### What is expected
Which lines in the records below include the word "clean"? Report each of them in full.

---------- Supplied data

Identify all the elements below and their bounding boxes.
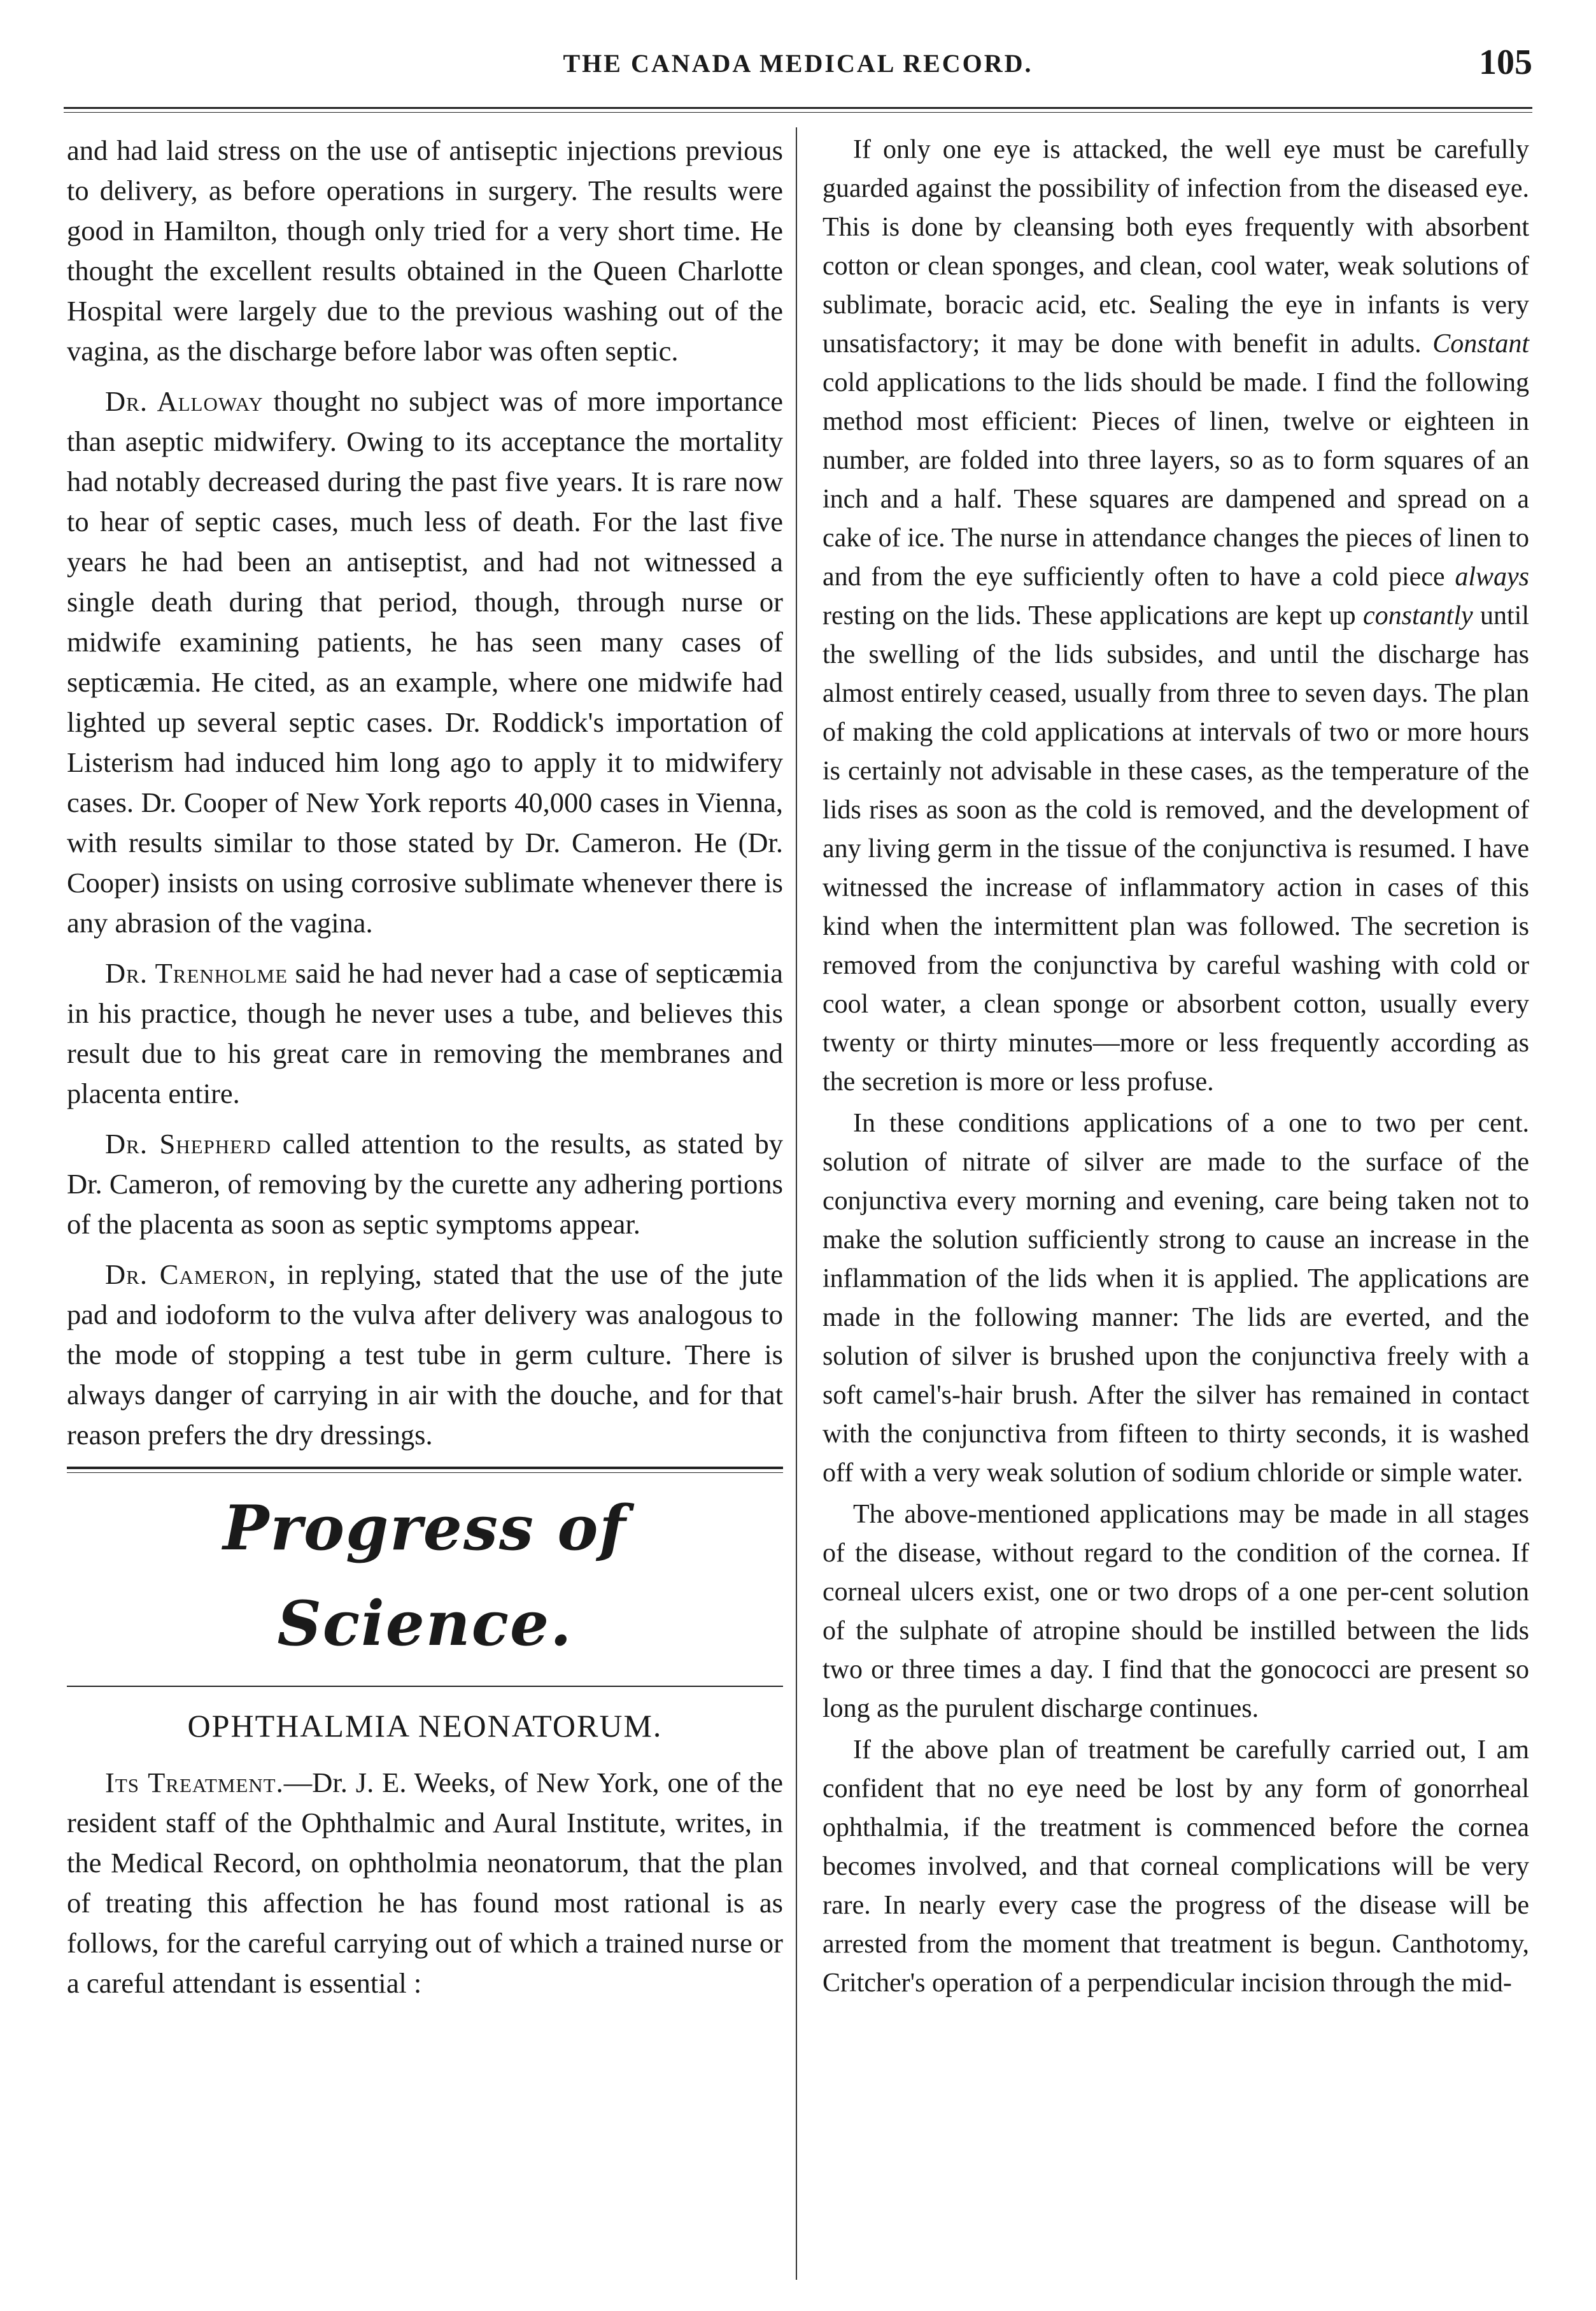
speaker-name: Dr. Cameron xyxy=(105,1258,269,1290)
paragraph xyxy=(67,131,783,371)
running-title: THE CANADA MEDICAL RECORD. xyxy=(563,49,1033,78)
section-rule-top xyxy=(67,1467,783,1473)
paragraph xyxy=(67,953,783,1114)
paragraph xyxy=(823,1495,1529,1728)
paragraph-text: —Dr. J. E. Weeks, of New York, one of the resident staff of the Ophthalmic and Aural Institute, writes, in the Medical Record, on ophtholmia neonatorum, that the plan of treating this affection he has found most rational is as follows, for the careful carrying out of which a trained nurse or a careful attendant is essential : xyxy=(67,1767,783,1999)
paragraph-text: resting on the lids. These applications are kept up xyxy=(823,601,1363,630)
speaker-name: Dr. Trenholme xyxy=(105,957,288,989)
column-divider xyxy=(796,127,797,2280)
paragraph-text: The above-mentioned applications may be made in all stages of the disease, without regard to the condition of the cornea. If corneal ulcers exist, one or two drops of a one per-cent solution of the sulphate of atropine should be instilled between the lids two or three times a day. I find that the gonococci are present so long as the purulent discharge continues. xyxy=(823,1500,1529,1723)
paragraph xyxy=(823,1731,1529,2003)
paragraph xyxy=(823,131,1529,1102)
paragraph xyxy=(67,1255,783,1455)
paragraph-text: If only one eye is attacked, the well eye must be carefully guarded against the possibility of infection from the diseased eye. This is done by cleansing both eyes frequently with absorbent cotton or clean sponges, and clean, cool water, weak solutions of sublimate, boracic acid, etc. Sealing the eye in infants is very unsatisfactory; it may be done with benefit in adults. xyxy=(823,135,1529,359)
paragraph xyxy=(67,1124,783,1244)
emphasis: Constant xyxy=(1432,329,1529,359)
paragraph-text: called attention to the results, as stated by Dr. Cameron, of removing by the curette any adhering portions of the placenta as soon as septic symptoms appear. xyxy=(67,1128,783,1240)
speaker-name: Dr. Alloway xyxy=(105,385,264,417)
paragraph-text: In these conditions applications of a one to two per cent. solution of nitrate of silver are made to the surface of the conjunctiva every morning and evening, care being taken not to make the solution sufficiently strong to cause an increase in the inflammation of the lids when it is applied. The applications are made in the following manner: The lids are everted, and the solution of silver is brushed upon the conjunctiva freely with a soft camel's-hair brush. After the silver has remained in contact with the conjunctiva from fifteen to thirty seconds, it is washed off with a very weak solution of sodium chloride or simple water. xyxy=(823,1109,1529,1488)
section-rule-bottom xyxy=(67,1686,783,1687)
lead-in: Its Treatment. xyxy=(105,1767,284,1798)
paragraph-text: thought no subject was of more importance than aseptic midwifery. Owing to its acceptance the mortality had notably decreased during the past five years. It is rare now to hear of septic cases, much less of death. For the last five years he had been an antiseptist, and had not witnessed a single death during that period, though, through nurse or midwife examining patients, he has seen many cases of septicæmia. He cited, as an example, where one midwife had lighted up several septic cases. Dr. Roddick's importation of Listerism had induced him long ago to apply it to midwifery cases. Dr. Cooper of New York reports 40,000 cases in Vienna, with results similar to those stated by Dr. Cameron. He (Dr. Cooper) insists on using corrosive sublimate whenever there is any abrasion of the vagina. xyxy=(67,385,783,939)
paragraph xyxy=(67,1763,783,2003)
running-head xyxy=(64,38,1532,89)
paragraph-text: until the swelling of the lids subsides, and until the discharge has almost entirely ceased, usually from three to seven days. The plan of making the cold applications at intervals of two or more hours is certainly not advisable in these cases, as the temperature of the lids rises as soon as the cold is removed, and the development of any living germ in the tissue of the conjunctiva is resumed. I have witnessed the increase of inflammatory action in cases of this kind when the intermittent plan was followed. The secretion is removed from the conjunctiva by careful washing with cold or cool water, a clean sponge or absorbent cotton, usually every twenty or thirty minutes—more or less frequently according as the secretion is more or less profuse. xyxy=(823,601,1529,1097)
right-column xyxy=(823,131,1529,2005)
emphasis: constantly xyxy=(1363,601,1473,630)
header-rule xyxy=(64,107,1532,113)
paragraph-text: said he had never had a case of septicæmia in his practice, though he never uses a tube, and believes this result due to his great care in removing the membranes and placenta entire. xyxy=(67,957,783,1109)
paragraph-text: cold applications to the lids should be made. I find the following method most efficient: Pieces of linen, twelve or eighteen in number, are folded into three layers, so as to form squares of an inch and a half. These squares are dampened and spread on a cake of ice. The nurse in attendance changes the pieces of linen to and from the eye sufficiently often to have a cold piece xyxy=(823,368,1529,592)
article-title: OPHTHALMIA NEONATORUM. xyxy=(187,1708,663,1744)
emphasis: always xyxy=(1455,562,1529,592)
paragraph-text: , in replying, stated that the use of the jute pad and iodoform to the vulva after delivery was analogous to the mode of stopping a test tube in germ culture. There is always danger of carrying in air with the douche, and for that reason prefers the dry dressings. xyxy=(67,1258,783,1451)
paragraph xyxy=(823,1104,1529,1493)
paragraph-text: If the above plan of treatment be carefully carried out, I am confident that no eye need be lost by any form of gonorrheal ophthalmia, if the treatment is commenced before the cornea becomes involved, and that corneal complications will be very rare. In nearly every case the progress of the disease will be arrested from the moment that treatment is begun. Canthotomy, Critcher's operation of a perpendicular incision through the mid- xyxy=(823,1735,1529,1998)
speaker-name: Dr. Shepherd xyxy=(105,1128,272,1160)
section-title: Progress of Science. xyxy=(223,1492,627,1660)
page-number: 105 xyxy=(1479,43,1532,82)
left-column xyxy=(67,131,783,2014)
paragraph-text: and had laid stress on the use of antiseptic injections previous to delivery, as before operations in surgery. The results were good in Hamilton, though only tried for a very short time. He thought the excellent results obtained in the Queen Charlotte Hospital were largely due to the previous washing out of the vagina, as the discharge before labor was often septic. xyxy=(67,134,783,367)
paragraph xyxy=(67,381,783,943)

--------------------

### Completed task
paragraph-text: If only one eye is attacked, the well eye must be carefully guarded against the possibility of infection from the diseased eye. This is done by cleansing both eyes frequently with absorbent cotton or clean sponges, and clean, cool water, weak solutions of sublimate, boracic acid, etc. Sealing the eye in infants is very unsatisfactory; it may be done with benefit in adults. xyxy=(823,135,1529,359)
paragraph-text: until the swelling of the lids subsides, and until the discharge has almost entirely ceased, usually from three to seven days. The plan of making the cold applications at intervals of two or more hours is certainly not advisable in these cases, as the temperature of the lids rises as soon as the cold is removed, and the development of any living germ in the tissue of the conjunctiva is resumed. I have witnessed the increase of inflammatory action in cases of this kind when the intermittent plan was followed. The secretion is removed from the conjunctiva by careful washing with cold or cool water, a clean sponge or absorbent cotton, usually every twenty or thirty minutes—more or less frequently according as the secretion is more or less profuse. xyxy=(823,601,1529,1097)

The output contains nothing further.